◆ Set problem
Copy whichever lines contain the string "structured".

◆ Dataset excerpts
# # # #

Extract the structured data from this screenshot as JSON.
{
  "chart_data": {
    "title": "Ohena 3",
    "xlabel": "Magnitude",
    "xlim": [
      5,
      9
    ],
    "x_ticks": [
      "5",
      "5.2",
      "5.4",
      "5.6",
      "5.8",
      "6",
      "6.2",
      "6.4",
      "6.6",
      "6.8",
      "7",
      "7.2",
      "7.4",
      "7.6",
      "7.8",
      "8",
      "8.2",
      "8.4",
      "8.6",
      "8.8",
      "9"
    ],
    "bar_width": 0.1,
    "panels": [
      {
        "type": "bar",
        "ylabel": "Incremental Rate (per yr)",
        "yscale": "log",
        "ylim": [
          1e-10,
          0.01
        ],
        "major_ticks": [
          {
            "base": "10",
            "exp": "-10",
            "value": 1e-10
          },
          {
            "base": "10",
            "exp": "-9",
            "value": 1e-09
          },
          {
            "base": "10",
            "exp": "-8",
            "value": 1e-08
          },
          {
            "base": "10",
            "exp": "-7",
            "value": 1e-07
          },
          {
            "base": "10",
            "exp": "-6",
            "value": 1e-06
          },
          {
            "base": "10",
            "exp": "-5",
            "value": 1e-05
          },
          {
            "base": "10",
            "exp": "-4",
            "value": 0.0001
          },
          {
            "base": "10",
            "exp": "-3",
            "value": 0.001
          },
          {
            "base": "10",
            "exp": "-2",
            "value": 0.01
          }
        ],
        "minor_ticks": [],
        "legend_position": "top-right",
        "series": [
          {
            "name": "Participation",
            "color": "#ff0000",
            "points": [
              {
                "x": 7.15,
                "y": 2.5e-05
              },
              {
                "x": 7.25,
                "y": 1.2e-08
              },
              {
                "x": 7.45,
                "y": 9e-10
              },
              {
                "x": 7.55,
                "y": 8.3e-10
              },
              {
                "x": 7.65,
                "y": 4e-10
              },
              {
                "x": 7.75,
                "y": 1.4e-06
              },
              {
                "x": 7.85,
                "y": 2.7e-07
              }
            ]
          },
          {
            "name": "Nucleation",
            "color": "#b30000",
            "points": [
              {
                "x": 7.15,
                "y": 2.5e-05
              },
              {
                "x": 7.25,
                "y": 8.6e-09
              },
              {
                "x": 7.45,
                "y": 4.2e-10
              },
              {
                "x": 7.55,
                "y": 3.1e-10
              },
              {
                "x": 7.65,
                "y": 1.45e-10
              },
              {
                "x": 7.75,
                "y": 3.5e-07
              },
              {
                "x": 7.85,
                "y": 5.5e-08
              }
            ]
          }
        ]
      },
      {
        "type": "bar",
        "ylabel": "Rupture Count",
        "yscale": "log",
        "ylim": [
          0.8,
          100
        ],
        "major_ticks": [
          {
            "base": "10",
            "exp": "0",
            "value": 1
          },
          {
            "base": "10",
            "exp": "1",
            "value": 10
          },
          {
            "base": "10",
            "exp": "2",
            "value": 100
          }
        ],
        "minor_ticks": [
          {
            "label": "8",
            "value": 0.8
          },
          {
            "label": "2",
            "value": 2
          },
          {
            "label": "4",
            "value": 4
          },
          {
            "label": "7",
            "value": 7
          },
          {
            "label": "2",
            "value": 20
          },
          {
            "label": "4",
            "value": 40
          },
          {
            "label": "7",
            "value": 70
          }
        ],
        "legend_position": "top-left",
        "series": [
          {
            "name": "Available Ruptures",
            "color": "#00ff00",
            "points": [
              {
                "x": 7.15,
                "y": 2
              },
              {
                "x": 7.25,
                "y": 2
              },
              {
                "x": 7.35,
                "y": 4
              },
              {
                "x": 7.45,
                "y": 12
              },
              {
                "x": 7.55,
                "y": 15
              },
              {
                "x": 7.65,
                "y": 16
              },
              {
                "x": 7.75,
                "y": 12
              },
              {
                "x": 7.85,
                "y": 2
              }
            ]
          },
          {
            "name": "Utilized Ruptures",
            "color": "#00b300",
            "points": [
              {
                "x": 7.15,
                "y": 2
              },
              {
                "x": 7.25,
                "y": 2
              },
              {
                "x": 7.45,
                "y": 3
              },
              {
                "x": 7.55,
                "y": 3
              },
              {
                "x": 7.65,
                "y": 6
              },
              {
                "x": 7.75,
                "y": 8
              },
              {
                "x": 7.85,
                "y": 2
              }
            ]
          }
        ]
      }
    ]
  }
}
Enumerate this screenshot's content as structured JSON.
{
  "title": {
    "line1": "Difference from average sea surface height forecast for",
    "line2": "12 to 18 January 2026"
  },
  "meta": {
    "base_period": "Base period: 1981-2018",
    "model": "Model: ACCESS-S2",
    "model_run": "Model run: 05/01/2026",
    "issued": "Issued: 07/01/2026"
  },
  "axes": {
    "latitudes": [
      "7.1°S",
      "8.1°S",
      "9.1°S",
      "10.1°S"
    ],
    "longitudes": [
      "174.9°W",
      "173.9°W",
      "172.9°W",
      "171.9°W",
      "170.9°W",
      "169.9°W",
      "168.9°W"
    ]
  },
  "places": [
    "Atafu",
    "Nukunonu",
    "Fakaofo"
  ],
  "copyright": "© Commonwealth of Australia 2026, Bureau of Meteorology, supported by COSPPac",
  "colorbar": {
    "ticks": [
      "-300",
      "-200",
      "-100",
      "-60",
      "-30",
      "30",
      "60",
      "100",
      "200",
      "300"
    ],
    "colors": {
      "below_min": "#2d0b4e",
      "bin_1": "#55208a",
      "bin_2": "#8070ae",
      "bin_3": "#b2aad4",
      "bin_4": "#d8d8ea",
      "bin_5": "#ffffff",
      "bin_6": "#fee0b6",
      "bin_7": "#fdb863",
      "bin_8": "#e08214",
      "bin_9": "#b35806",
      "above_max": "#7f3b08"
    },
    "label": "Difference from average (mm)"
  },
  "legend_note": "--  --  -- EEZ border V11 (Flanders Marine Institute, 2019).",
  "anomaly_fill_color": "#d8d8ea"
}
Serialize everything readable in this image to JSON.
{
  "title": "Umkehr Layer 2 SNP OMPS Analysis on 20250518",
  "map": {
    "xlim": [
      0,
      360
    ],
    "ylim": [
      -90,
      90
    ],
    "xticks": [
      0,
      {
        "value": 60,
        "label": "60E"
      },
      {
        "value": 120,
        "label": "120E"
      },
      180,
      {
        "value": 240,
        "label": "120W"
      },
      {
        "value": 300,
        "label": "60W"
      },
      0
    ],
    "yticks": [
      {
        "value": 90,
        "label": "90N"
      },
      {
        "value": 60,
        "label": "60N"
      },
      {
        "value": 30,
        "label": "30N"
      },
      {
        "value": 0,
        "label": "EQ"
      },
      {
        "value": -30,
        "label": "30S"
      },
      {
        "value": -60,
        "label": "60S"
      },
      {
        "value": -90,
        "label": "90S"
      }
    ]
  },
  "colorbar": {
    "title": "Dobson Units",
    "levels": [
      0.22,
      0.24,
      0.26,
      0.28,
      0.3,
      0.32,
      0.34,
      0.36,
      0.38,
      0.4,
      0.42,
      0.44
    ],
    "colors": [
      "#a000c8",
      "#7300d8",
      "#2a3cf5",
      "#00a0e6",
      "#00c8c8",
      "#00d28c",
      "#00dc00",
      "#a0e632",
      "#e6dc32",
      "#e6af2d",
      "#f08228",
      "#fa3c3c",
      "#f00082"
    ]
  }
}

# # # #

◆ Solution below
Extract the structured data from this screenshot as JSON.
Enumerate this screenshot's content as structured JSON.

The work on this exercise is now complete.